• [DIRECTION]: Please give the entries again in full and exactly, without any picture.

• [THE DATA]:
•••
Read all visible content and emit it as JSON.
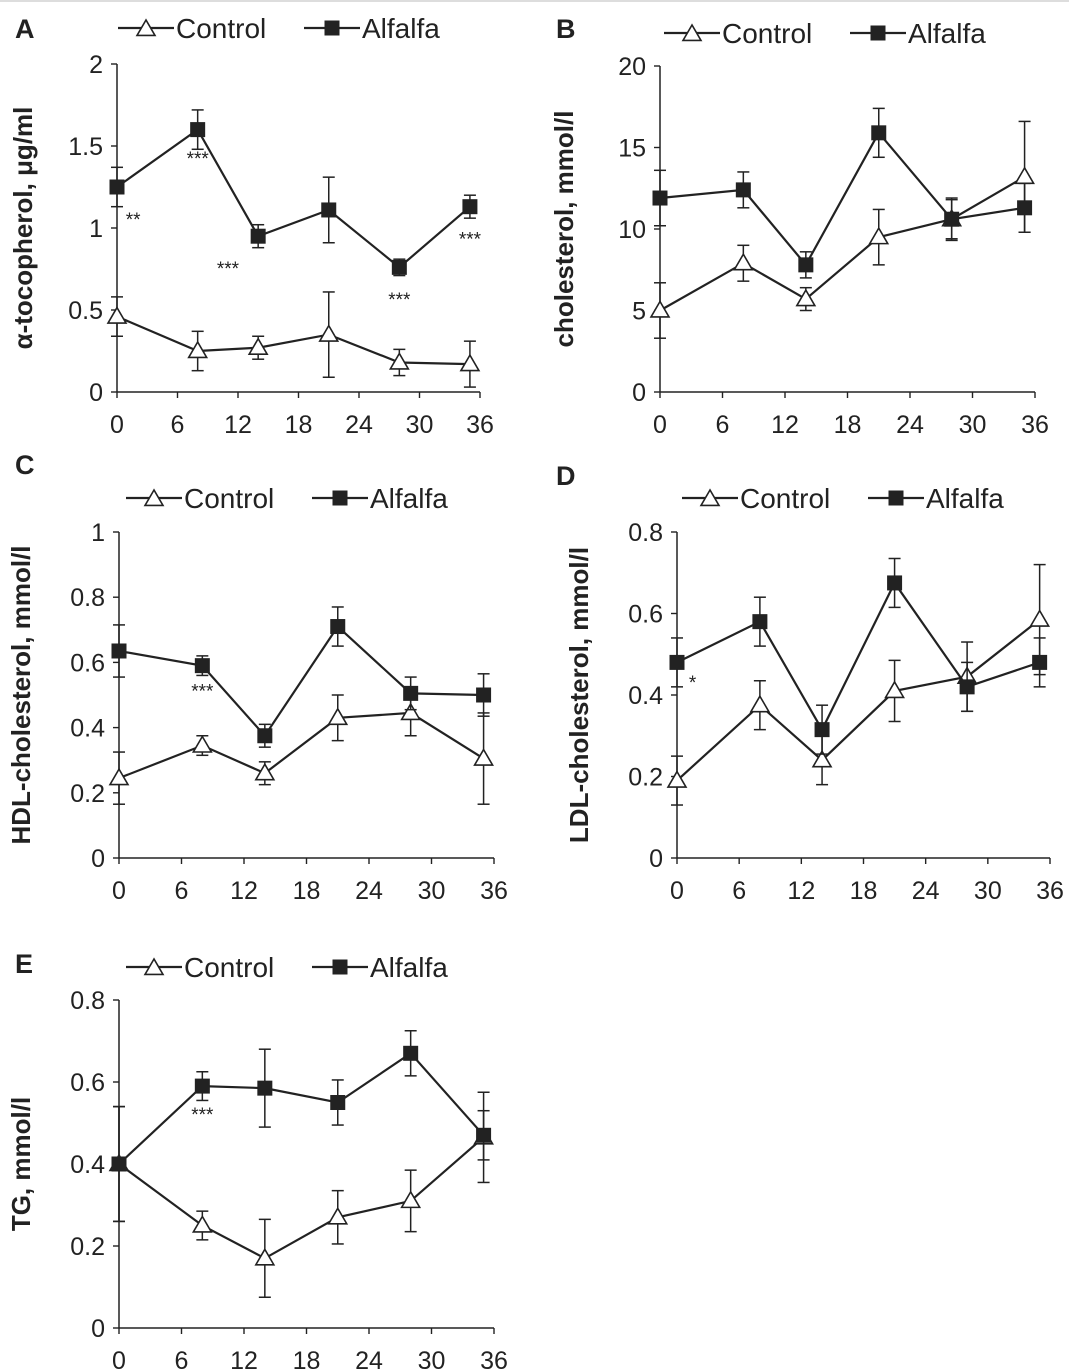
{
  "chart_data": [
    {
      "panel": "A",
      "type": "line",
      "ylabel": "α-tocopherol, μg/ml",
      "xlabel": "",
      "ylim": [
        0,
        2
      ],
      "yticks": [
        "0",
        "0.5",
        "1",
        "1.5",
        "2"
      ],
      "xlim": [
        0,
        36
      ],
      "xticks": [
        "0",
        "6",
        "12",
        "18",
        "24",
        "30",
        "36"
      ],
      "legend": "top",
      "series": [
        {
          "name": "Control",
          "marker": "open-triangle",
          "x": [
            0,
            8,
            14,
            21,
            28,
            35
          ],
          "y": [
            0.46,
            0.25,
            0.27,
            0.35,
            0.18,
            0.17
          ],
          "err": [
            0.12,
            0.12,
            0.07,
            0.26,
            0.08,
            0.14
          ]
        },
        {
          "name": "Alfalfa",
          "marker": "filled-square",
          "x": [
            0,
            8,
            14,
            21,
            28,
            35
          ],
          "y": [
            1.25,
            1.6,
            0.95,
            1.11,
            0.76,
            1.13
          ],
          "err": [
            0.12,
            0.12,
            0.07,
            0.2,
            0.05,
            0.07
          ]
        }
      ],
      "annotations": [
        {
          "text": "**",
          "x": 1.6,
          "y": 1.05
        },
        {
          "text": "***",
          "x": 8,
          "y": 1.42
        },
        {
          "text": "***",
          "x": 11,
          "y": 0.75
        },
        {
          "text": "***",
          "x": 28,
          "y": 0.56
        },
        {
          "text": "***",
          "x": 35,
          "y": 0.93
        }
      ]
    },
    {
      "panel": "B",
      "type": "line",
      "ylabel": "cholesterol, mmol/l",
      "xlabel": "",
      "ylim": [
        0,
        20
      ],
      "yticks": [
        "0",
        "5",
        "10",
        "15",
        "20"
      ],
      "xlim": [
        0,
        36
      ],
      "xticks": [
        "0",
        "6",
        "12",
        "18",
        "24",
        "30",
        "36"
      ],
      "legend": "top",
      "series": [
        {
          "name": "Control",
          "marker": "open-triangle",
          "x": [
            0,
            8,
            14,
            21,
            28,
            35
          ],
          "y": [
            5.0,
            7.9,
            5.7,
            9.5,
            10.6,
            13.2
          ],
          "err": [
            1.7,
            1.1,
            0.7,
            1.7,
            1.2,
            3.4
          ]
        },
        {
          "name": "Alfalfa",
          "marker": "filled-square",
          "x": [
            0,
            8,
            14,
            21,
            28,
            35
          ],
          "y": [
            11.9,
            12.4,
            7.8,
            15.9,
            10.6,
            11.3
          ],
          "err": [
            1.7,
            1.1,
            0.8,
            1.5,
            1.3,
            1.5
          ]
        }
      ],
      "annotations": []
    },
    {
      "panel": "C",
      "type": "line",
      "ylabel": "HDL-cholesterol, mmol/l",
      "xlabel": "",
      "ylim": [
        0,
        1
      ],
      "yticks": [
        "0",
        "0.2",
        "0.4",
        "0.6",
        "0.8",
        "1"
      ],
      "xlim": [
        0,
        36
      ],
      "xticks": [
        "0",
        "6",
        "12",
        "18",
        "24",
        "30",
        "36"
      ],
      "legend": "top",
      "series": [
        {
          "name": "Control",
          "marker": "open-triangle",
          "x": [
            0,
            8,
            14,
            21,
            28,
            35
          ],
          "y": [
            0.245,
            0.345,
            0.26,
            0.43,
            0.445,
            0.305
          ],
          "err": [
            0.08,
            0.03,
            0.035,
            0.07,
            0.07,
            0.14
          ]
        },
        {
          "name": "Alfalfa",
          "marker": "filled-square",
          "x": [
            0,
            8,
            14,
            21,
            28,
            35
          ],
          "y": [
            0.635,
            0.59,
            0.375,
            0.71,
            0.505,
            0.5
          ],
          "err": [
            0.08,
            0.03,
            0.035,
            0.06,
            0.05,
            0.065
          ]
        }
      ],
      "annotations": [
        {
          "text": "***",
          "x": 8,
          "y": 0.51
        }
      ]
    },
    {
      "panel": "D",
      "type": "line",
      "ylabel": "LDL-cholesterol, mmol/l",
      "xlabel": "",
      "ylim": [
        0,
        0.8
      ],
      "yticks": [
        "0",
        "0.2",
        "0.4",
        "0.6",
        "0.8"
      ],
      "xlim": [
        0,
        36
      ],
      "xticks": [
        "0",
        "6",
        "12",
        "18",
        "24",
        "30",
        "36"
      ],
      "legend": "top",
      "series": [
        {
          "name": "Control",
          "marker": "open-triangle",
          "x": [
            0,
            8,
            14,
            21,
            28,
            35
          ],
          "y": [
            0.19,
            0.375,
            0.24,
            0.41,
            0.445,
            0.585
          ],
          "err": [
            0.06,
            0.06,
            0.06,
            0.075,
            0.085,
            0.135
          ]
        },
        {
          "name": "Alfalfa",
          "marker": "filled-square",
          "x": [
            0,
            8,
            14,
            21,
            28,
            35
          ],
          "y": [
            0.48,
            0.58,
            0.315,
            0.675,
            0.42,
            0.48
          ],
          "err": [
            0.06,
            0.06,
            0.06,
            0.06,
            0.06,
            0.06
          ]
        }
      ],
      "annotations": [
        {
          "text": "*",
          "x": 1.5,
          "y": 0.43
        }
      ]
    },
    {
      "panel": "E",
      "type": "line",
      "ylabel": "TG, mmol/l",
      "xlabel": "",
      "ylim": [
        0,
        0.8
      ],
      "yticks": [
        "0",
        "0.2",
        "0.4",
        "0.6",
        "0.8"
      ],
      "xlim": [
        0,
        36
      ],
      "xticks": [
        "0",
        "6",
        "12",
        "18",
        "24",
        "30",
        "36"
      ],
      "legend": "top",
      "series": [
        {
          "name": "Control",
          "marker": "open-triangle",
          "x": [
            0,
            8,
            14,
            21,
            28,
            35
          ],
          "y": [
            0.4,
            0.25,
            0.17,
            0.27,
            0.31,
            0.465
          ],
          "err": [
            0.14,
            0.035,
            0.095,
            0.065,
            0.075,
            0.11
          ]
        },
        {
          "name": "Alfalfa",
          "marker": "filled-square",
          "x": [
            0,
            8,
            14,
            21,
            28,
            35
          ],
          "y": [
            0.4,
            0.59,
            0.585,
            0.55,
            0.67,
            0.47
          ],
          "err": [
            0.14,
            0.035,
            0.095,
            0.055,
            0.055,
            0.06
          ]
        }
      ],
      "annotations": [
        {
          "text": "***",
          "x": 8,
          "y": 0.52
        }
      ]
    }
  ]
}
•••
• [RESULT OF THIS TASK]:
Read all visible content and emit it as JSON.
{
  "chart_data": [
    {
      "panel": "A",
      "type": "line",
      "ylabel": "α-tocopherol, μg/ml",
      "xlabel": "",
      "ylim": [
        0,
        2
      ],
      "yticks": [
        "0",
        "0.5",
        "1",
        "1.5",
        "2"
      ],
      "xlim": [
        0,
        36
      ],
      "xticks": [
        "0",
        "6",
        "12",
        "18",
        "24",
        "30",
        "36"
      ],
      "legend": "top",
      "series": [
        {
          "name": "Control",
          "marker": "open-triangle",
          "x": [
            0,
            8,
            14,
            21,
            28,
            35
          ],
          "y": [
            0.46,
            0.25,
            0.27,
            0.35,
            0.18,
            0.17
          ],
          "err": [
            0.12,
            0.12,
            0.07,
            0.26,
            0.08,
            0.14
          ]
        },
        {
          "name": "Alfalfa",
          "marker": "filled-square",
          "x": [
            0,
            8,
            14,
            21,
            28,
            35
          ],
          "y": [
            1.25,
            1.6,
            0.95,
            1.11,
            0.76,
            1.13
          ],
          "err": [
            0.12,
            0.12,
            0.07,
            0.2,
            0.05,
            0.07
          ]
        }
      ],
      "annotations": [
        {
          "text": "**",
          "x": 1.6,
          "y": 1.05
        },
        {
          "text": "***",
          "x": 8,
          "y": 1.42
        },
        {
          "text": "***",
          "x": 11,
          "y": 0.75
        },
        {
          "text": "***",
          "x": 28,
          "y": 0.56
        },
        {
          "text": "***",
          "x": 35,
          "y": 0.93
        }
      ]
    },
    {
      "panel": "B",
      "type": "line",
      "ylabel": "cholesterol, mmol/l",
      "xlabel": "",
      "ylim": [
        0,
        20
      ],
      "yticks": [
        "0",
        "5",
        "10",
        "15",
        "20"
      ],
      "xlim": [
        0,
        36
      ],
      "xticks": [
        "0",
        "6",
        "12",
        "18",
        "24",
        "30",
        "36"
      ],
      "legend": "top",
      "series": [
        {
          "name": "Control",
          "marker": "open-triangle",
          "x": [
            0,
            8,
            14,
            21,
            28,
            35
          ],
          "y": [
            5.0,
            7.9,
            5.7,
            9.5,
            10.6,
            13.2
          ],
          "err": [
            1.7,
            1.1,
            0.7,
            1.7,
            1.2,
            3.4
          ]
        },
        {
          "name": "Alfalfa",
          "marker": "filled-square",
          "x": [
            0,
            8,
            14,
            21,
            28,
            35
          ],
          "y": [
            11.9,
            12.4,
            7.8,
            15.9,
            10.6,
            11.3
          ],
          "err": [
            1.7,
            1.1,
            0.8,
            1.5,
            1.3,
            1.5
          ]
        }
      ],
      "annotations": []
    },
    {
      "panel": "C",
      "type": "line",
      "ylabel": "HDL-cholesterol, mmol/l",
      "xlabel": "",
      "ylim": [
        0,
        1
      ],
      "yticks": [
        "0",
        "0.2",
        "0.4",
        "0.6",
        "0.8",
        "1"
      ],
      "xlim": [
        0,
        36
      ],
      "xticks": [
        "0",
        "6",
        "12",
        "18",
        "24",
        "30",
        "36"
      ],
      "legend": "top",
      "series": [
        {
          "name": "Control",
          "marker": "open-triangle",
          "x": [
            0,
            8,
            14,
            21,
            28,
            35
          ],
          "y": [
            0.245,
            0.345,
            0.26,
            0.43,
            0.445,
            0.305
          ],
          "err": [
            0.08,
            0.03,
            0.035,
            0.07,
            0.07,
            0.14
          ]
        },
        {
          "name": "Alfalfa",
          "marker": "filled-square",
          "x": [
            0,
            8,
            14,
            21,
            28,
            35
          ],
          "y": [
            0.635,
            0.59,
            0.375,
            0.71,
            0.505,
            0.5
          ],
          "err": [
            0.08,
            0.03,
            0.035,
            0.06,
            0.05,
            0.065
          ]
        }
      ],
      "annotations": [
        {
          "text": "***",
          "x": 8,
          "y": 0.51
        }
      ]
    },
    {
      "panel": "D",
      "type": "line",
      "ylabel": "LDL-cholesterol, mmol/l",
      "xlabel": "",
      "ylim": [
        0,
        0.8
      ],
      "yticks": [
        "0",
        "0.2",
        "0.4",
        "0.6",
        "0.8"
      ],
      "xlim": [
        0,
        36
      ],
      "xticks": [
        "0",
        "6",
        "12",
        "18",
        "24",
        "30",
        "36"
      ],
      "legend": "top",
      "series": [
        {
          "name": "Control",
          "marker": "open-triangle",
          "x": [
            0,
            8,
            14,
            21,
            28,
            35
          ],
          "y": [
            0.19,
            0.375,
            0.24,
            0.41,
            0.445,
            0.585
          ],
          "err": [
            0.06,
            0.06,
            0.06,
            0.075,
            0.085,
            0.135
          ]
        },
        {
          "name": "Alfalfa",
          "marker": "filled-square",
          "x": [
            0,
            8,
            14,
            21,
            28,
            35
          ],
          "y": [
            0.48,
            0.58,
            0.315,
            0.675,
            0.42,
            0.48
          ],
          "err": [
            0.06,
            0.06,
            0.06,
            0.06,
            0.06,
            0.06
          ]
        }
      ],
      "annotations": [
        {
          "text": "*",
          "x": 1.5,
          "y": 0.43
        }
      ]
    },
    {
      "panel": "E",
      "type": "line",
      "ylabel": "TG, mmol/l",
      "xlabel": "",
      "ylim": [
        0,
        0.8
      ],
      "yticks": [
        "0",
        "0.2",
        "0.4",
        "0.6",
        "0.8"
      ],
      "xlim": [
        0,
        36
      ],
      "xticks": [
        "0",
        "6",
        "12",
        "18",
        "24",
        "30",
        "36"
      ],
      "legend": "top",
      "series": [
        {
          "name": "Control",
          "marker": "open-triangle",
          "x": [
            0,
            8,
            14,
            21,
            28,
            35
          ],
          "y": [
            0.4,
            0.25,
            0.17,
            0.27,
            0.31,
            0.465
          ],
          "err": [
            0.14,
            0.035,
            0.095,
            0.065,
            0.075,
            0.11
          ]
        },
        {
          "name": "Alfalfa",
          "marker": "filled-square",
          "x": [
            0,
            8,
            14,
            21,
            28,
            35
          ],
          "y": [
            0.4,
            0.59,
            0.585,
            0.55,
            0.67,
            0.47
          ],
          "err": [
            0.14,
            0.035,
            0.095,
            0.055,
            0.055,
            0.06
          ]
        }
      ],
      "annotations": [
        {
          "text": "***",
          "x": 8,
          "y": 0.52
        }
      ]
    }
  ]
}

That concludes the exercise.